- Task requirements
Go through the entries one line at a time, and gather every line that has the word "Východ".

Saved entries
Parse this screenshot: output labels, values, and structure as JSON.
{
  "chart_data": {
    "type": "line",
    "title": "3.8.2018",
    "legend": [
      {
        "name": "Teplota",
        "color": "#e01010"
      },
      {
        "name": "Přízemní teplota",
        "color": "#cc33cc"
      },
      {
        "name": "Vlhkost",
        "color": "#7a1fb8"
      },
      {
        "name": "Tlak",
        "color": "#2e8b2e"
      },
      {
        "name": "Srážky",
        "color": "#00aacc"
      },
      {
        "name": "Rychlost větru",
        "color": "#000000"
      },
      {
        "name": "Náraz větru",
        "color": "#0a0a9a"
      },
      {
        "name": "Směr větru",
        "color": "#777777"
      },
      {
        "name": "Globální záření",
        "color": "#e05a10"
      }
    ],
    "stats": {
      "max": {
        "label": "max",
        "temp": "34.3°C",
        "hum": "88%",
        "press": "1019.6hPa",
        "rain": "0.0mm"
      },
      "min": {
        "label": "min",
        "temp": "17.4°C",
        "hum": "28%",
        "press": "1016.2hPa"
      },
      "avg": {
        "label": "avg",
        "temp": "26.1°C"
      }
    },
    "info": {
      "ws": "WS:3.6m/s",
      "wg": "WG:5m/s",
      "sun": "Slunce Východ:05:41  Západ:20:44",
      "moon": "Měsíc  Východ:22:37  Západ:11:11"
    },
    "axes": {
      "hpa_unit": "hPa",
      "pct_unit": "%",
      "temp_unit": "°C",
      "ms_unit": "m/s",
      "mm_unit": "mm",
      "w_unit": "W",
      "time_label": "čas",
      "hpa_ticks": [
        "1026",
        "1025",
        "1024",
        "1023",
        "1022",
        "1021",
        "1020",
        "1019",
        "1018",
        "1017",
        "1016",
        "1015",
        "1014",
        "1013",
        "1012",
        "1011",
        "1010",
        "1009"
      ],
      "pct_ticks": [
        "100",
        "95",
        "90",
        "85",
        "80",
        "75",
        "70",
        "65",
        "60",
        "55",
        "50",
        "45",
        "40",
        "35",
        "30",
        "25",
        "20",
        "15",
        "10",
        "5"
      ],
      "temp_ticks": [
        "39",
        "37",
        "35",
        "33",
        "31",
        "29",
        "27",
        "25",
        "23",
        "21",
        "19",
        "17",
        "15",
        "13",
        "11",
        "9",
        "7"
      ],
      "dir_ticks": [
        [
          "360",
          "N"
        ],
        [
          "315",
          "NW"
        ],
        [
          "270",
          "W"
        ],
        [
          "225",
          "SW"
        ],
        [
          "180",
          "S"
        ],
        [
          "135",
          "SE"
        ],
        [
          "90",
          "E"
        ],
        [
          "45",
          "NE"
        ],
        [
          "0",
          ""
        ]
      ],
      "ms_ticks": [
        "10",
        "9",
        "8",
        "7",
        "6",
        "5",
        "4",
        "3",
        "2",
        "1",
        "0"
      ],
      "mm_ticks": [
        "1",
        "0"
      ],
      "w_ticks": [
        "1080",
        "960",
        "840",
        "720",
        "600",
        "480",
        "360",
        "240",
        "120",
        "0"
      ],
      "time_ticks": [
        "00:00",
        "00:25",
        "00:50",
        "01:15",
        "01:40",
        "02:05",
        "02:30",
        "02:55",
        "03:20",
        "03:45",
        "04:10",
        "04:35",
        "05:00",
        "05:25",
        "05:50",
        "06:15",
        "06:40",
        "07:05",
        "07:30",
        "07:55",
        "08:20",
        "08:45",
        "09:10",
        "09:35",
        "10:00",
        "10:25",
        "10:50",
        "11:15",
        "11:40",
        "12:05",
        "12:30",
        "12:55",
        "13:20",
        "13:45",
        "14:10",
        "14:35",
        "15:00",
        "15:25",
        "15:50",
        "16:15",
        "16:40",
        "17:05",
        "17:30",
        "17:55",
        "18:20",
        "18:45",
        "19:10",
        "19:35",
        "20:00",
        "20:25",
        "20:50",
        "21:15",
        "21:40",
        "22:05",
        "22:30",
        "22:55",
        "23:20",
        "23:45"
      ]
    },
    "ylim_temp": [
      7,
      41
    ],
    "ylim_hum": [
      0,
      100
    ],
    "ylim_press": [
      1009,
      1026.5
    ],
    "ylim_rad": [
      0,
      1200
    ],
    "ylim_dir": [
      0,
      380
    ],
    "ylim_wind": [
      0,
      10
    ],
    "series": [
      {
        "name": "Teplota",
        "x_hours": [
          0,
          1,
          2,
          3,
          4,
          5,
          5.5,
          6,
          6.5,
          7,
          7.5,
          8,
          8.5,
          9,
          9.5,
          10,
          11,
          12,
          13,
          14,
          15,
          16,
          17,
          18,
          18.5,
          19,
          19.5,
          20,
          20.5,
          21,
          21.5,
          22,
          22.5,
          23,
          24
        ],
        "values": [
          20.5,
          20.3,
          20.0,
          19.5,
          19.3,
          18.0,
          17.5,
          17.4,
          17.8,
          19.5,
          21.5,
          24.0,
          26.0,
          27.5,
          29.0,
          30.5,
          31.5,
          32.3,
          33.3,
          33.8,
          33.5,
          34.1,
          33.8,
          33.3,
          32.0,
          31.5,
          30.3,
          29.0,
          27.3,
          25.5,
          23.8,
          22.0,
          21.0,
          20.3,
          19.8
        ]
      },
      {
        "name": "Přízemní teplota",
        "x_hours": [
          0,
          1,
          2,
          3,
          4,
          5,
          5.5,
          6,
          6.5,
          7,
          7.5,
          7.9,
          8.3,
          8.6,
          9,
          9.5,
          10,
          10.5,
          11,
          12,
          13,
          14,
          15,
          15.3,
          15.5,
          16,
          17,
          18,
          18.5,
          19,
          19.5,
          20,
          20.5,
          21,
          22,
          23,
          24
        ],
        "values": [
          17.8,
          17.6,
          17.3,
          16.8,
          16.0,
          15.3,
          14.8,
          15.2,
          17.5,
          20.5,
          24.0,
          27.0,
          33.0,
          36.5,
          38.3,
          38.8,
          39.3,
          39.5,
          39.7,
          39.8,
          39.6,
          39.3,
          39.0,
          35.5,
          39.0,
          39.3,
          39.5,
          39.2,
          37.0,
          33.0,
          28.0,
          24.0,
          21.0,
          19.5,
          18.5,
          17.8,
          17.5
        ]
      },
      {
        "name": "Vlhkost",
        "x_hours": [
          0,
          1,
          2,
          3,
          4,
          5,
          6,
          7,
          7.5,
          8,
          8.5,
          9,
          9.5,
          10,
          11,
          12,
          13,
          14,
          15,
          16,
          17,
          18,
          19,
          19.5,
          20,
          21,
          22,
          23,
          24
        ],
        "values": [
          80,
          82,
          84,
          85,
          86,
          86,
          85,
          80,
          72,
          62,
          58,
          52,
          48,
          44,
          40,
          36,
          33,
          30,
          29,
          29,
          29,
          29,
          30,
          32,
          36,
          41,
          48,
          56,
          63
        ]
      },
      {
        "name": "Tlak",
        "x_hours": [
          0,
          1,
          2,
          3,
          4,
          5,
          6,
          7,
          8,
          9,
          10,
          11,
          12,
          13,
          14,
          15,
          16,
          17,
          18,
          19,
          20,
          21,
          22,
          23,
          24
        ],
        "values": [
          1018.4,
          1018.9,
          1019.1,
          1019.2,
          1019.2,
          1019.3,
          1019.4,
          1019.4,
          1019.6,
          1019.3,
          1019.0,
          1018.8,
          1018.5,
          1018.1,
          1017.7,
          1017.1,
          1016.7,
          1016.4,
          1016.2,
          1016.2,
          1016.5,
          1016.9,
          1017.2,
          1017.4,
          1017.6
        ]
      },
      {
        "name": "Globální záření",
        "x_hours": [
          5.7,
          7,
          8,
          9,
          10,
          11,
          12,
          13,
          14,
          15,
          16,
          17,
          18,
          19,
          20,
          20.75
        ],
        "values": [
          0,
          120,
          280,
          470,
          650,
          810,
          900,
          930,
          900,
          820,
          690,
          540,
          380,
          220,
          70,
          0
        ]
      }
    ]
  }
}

- Right answer
      "sun": "Slunce Východ:05:41  Západ:20:44",
      "moon": "Měsíc  Východ:22:37  Západ:11:11"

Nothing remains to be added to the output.